┌────────
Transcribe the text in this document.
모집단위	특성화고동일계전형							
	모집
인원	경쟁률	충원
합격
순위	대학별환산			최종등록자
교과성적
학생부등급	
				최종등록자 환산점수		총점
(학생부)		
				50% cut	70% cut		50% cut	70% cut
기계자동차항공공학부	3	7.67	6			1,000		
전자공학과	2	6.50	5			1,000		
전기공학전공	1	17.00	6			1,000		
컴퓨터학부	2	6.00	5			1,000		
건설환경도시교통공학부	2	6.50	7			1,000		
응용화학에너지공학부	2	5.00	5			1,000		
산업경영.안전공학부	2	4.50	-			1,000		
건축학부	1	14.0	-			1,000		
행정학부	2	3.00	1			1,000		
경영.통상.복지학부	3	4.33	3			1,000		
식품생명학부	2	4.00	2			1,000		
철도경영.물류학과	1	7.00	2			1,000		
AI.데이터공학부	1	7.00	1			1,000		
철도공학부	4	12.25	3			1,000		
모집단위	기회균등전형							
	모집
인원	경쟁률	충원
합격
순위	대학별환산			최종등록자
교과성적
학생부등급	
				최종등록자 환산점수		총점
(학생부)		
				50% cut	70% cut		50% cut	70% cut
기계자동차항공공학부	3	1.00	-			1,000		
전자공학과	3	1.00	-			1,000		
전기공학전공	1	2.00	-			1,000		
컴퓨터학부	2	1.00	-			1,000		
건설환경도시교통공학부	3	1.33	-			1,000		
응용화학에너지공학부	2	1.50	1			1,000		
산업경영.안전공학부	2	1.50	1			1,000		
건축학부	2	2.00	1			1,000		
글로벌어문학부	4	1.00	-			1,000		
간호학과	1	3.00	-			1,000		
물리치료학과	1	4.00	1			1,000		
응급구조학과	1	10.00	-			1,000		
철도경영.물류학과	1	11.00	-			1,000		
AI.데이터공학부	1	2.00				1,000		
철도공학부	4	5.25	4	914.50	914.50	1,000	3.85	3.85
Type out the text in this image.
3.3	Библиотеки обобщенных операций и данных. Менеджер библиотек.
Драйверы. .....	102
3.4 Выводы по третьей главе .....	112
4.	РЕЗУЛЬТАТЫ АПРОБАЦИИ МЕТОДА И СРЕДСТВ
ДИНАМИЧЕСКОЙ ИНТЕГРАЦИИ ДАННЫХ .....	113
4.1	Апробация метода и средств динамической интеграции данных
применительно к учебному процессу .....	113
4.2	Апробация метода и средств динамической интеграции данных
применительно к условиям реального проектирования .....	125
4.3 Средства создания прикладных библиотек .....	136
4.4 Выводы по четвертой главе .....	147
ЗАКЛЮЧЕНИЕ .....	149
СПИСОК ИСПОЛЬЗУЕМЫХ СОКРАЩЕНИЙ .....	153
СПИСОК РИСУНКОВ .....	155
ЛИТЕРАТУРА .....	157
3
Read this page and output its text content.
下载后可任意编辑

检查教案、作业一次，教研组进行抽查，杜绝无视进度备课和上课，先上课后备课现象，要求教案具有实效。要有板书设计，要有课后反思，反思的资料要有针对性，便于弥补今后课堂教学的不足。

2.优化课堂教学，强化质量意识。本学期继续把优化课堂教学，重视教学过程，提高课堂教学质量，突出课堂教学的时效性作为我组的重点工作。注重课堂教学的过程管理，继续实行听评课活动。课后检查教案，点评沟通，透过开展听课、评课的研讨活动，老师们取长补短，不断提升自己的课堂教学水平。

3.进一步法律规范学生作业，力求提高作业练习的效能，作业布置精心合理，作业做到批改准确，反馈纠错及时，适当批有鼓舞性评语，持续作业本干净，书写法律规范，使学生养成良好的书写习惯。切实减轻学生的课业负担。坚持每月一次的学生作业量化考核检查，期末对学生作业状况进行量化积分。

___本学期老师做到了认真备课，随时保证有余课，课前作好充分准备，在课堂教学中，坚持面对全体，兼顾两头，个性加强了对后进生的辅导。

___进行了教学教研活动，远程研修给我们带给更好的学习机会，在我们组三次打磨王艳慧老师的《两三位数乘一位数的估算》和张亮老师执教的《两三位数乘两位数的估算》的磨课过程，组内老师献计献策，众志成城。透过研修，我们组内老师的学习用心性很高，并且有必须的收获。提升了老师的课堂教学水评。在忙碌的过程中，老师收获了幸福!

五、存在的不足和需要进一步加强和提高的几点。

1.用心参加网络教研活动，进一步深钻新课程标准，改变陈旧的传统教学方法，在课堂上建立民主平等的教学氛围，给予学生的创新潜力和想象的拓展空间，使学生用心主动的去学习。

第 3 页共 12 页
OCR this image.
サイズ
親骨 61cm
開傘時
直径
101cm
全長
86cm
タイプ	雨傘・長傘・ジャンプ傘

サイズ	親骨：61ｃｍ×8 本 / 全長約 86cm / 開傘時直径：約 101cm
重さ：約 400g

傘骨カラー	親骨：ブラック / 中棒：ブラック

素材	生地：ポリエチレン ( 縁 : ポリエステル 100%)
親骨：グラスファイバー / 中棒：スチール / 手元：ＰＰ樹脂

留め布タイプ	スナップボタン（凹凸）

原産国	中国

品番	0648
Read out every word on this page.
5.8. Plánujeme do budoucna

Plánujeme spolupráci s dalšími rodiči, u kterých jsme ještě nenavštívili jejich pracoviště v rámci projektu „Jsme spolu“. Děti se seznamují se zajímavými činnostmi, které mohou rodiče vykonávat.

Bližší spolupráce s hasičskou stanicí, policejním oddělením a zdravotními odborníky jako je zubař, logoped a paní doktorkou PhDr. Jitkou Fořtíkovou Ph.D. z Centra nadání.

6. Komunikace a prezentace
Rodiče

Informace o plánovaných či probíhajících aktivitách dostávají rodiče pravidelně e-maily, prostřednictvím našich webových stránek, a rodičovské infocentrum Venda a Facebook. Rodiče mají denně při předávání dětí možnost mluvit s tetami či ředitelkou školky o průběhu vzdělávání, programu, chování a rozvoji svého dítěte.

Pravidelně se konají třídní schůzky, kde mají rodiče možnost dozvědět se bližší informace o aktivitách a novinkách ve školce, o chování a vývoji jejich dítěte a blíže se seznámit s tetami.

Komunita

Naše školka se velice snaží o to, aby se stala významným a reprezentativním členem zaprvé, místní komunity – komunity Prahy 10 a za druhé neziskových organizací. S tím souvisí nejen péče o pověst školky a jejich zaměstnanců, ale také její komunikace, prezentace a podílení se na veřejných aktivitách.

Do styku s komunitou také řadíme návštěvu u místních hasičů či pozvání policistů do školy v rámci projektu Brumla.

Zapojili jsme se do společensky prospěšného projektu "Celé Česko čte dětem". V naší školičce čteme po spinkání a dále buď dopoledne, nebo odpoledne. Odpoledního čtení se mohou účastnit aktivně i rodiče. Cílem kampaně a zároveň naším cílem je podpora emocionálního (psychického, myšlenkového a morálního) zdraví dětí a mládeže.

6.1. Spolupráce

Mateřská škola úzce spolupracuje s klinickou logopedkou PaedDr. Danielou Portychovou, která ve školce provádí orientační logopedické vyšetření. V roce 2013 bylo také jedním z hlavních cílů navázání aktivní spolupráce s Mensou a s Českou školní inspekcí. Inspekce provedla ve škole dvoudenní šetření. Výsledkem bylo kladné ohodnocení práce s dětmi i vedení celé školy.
└────────
Work to complete: Copy out the whole listing exactly as written.

Task output:
Transcribe the text in this document.
모집단위	특성화고동일계전형							
	모집
인원	경쟁률	충원
합격
순위	대학별환산			최종등록자
교과성적
학생부등급	
				최종등록자 환산점수		총점
(학생부)		
				50% cut	70% cut		50% cut	70% cut
기계자동차항공공학부	3	7.67	6			1,000		
전자공학과	2	6.50	5			1,000		
전기공학전공	1	17.00	6			1,000		
컴퓨터학부	2	6.00	5			1,000		
건설환경도시교통공학부	2	6.50	7			1,000		
응용화학에너지공학부	2	5.00	5			1,000		
산업경영.안전공학부	2	4.50	-			1,000		
건축학부	1	14.0	-			1,000		
행정학부	2	3.00	1			1,000		
경영.통상.복지학부	3	4.33	3			1,000		
식품생명학부	2	4.00	2			1,000		
철도경영.물류학과	1	7.00	2			1,000		
AI.데이터공학부	1	7.00	1			1,000		
철도공학부	4	12.25	3			1,000		
모집단위	기회균등전형							
	모집
인원	경쟁률	충원
합격
순위	대학별환산			최종등록자
교과성적
학생부등급	
				최종등록자 환산점수		총점
(학생부)		
				50% cut	70% cut		50% cut	70% cut
기계자동차항공공학부	3	1.00	-			1,000		
전자공학과	3	1.00	-			1,000		
전기공학전공	1	2.00	-			1,000		
컴퓨터학부	2	1.00	-			1,000		
건설환경도시교통공학부	3	1.33	-			1,000		
응용화학에너지공학부	2	1.50	1			1,000		
산업경영.안전공학부	2	1.50	1			1,000		
건축학부	2	2.00	1			1,000		
글로벌어문학부	4	1.00	-			1,000		
간호학과	1	3.00	-			1,000		
물리치료학과	1	4.00	1			1,000		
응급구조학과	1	10.00	-			1,000		
철도경영.물류학과	1	11.00	-			1,000		
AI.데이터공학부	1	2.00				1,000		
철도공학부	4	5.25	4	914.50	914.50	1,000	3.85	3.85
Type out the text in this image.
3.3	Библиотеки обобщенных операций и данных. Менеджер библиотек.
Драйверы. .....	102
3.4 Выводы по третьей главе .....	112
4.	РЕЗУЛЬТАТЫ АПРОБАЦИИ МЕТОДА И СРЕДСТВ
ДИНАМИЧЕСКОЙ ИНТЕГРАЦИИ ДАННЫХ .....	113
4.1	Апробация метода и средств динамической интеграции данных
применительно к учебному процессу .....	113
4.2	Апробация метода и средств динамической интеграции данных
применительно к условиям реального проектирования .....	125
4.3 Средства создания прикладных библиотек .....	136
4.4 Выводы по четвертой главе .....	147
ЗАКЛЮЧЕНИЕ .....	149
СПИСОК ИСПОЛЬЗУЕМЫХ СОКРАЩЕНИЙ .....	153
СПИСОК РИСУНКОВ .....	155
ЛИТЕРАТУРА .....	157
3
Read this page and output its text content.
下载后可任意编辑

检查教案、作业一次，教研组进行抽查，杜绝无视进度备课和上课，先上课后备课现象，要求教案具有实效。要有板书设计，要有课后反思，反思的资料要有针对性，便于弥补今后课堂教学的不足。

2.优化课堂教学，强化质量意识。本学期继续把优化课堂教学，重视教学过程，提高课堂教学质量，突出课堂教学的时效性作为我组的重点工作。注重课堂教学的过程管理，继续实行听评课活动。课后检查教案，点评沟通，透过开展听课、评课的研讨活动，老师们取长补短，不断提升自己的课堂教学水平。

3.进一步法律规范学生作业，力求提高作业练习的效能，作业布置精心合理，作业做到批改准确，反馈纠错及时，适当批有鼓舞性评语，持续作业本干净，书写法律规范，使学生养成良好的书写习惯。切实减轻学生的课业负担。坚持每月一次的学生作业量化考核检查，期末对学生作业状况进行量化积分。

___本学期老师做到了认真备课，随时保证有余课，课前作好充分准备，在课堂教学中，坚持面对全体，兼顾两头，个性加强了对后进生的辅导。

___进行了教学教研活动，远程研修给我们带给更好的学习机会，在我们组三次打磨王艳慧老师的《两三位数乘一位数的估算》和张亮老师执教的《两三位数乘两位数的估算》的磨课过程，组内老师献计献策，众志成城。透过研修，我们组内老师的学习用心性很高，并且有必须的收获。提升了老师的课堂教学水评。在忙碌的过程中，老师收获了幸福!

五、存在的不足和需要进一步加强和提高的几点。

1.用心参加网络教研活动，进一步深钻新课程标准，改变陈旧的传统教学方法，在课堂上建立民主平等的教学氛围，给予学生的创新潜力和想象的拓展空间，使学生用心主动的去学习。

第 3 页共 12 页
OCR this image.
サイズ
親骨 61cm
開傘時
直径
101cm
全長
86cm
タイプ	雨傘・長傘・ジャンプ傘

サイズ	親骨：61ｃｍ×8 本 / 全長約 86cm / 開傘時直径：約 101cm
重さ：約 400g

傘骨カラー	親骨：ブラック / 中棒：ブラック

素材	生地：ポリエチレン ( 縁 : ポリエステル 100%)
親骨：グラスファイバー / 中棒：スチール / 手元：ＰＰ樹脂

留め布タイプ	スナップボタン（凹凸）

原産国	中国

品番	0648
Read out every word on this page.
5.8. Plánujeme do budoucna

Plánujeme spolupráci s dalšími rodiči, u kterých jsme ještě nenavštívili jejich pracoviště v rámci projektu „Jsme spolu“. Děti se seznamují se zajímavými činnostmi, které mohou rodiče vykonávat.

Bližší spolupráce s hasičskou stanicí, policejním oddělením a zdravotními odborníky jako je zubař, logoped a paní doktorkou PhDr. Jitkou Fořtíkovou Ph.D. z Centra nadání.

6. Komunikace a prezentace
Rodiče

Informace o plánovaných či probíhajících aktivitách dostávají rodiče pravidelně e-maily, prostřednictvím našich webových stránek, a rodičovské infocentrum Venda a Facebook. Rodiče mají denně při předávání dětí možnost mluvit s tetami či ředitelkou školky o průběhu vzdělávání, programu, chování a rozvoji svého dítěte.

Pravidelně se konají třídní schůzky, kde mají rodiče možnost dozvědět se bližší informace o aktivitách a novinkách ve školce, o chování a vývoji jejich dítěte a blíže se seznámit s tetami.

Komunita

Naše školka se velice snaží o to, aby se stala významným a reprezentativním členem zaprvé, místní komunity – komunity Prahy 10 a za druhé neziskových organizací. S tím souvisí nejen péče o pověst školky a jejich zaměstnanců, ale také její komunikace, prezentace a podílení se na veřejných aktivitách.

Do styku s komunitou také řadíme návštěvu u místních hasičů či pozvání policistů do školy v rámci projektu Brumla.

Zapojili jsme se do společensky prospěšného projektu "Celé Česko čte dětem". V naší školičce čteme po spinkání a dále buď dopoledne, nebo odpoledne. Odpoledního čtení se mohou účastnit aktivně i rodiče. Cílem kampaně a zároveň naším cílem je podpora emocionálního (psychického, myšlenkového a morálního) zdraví dětí a mládeže.

6.1. Spolupráce

Mateřská škola úzce spolupracuje s klinickou logopedkou PaedDr. Danielou Portychovou, která ve školce provádí orientační logopedické vyšetření. V roce 2013 bylo také jedním z hlavních cílů navázání aktivní spolupráce s Mensou a s Českou školní inspekcí. Inspekce provedla ve škole dvoudenní šetření. Výsledkem bylo kladné ohodnocení práce s dětmi i vedení celé školy.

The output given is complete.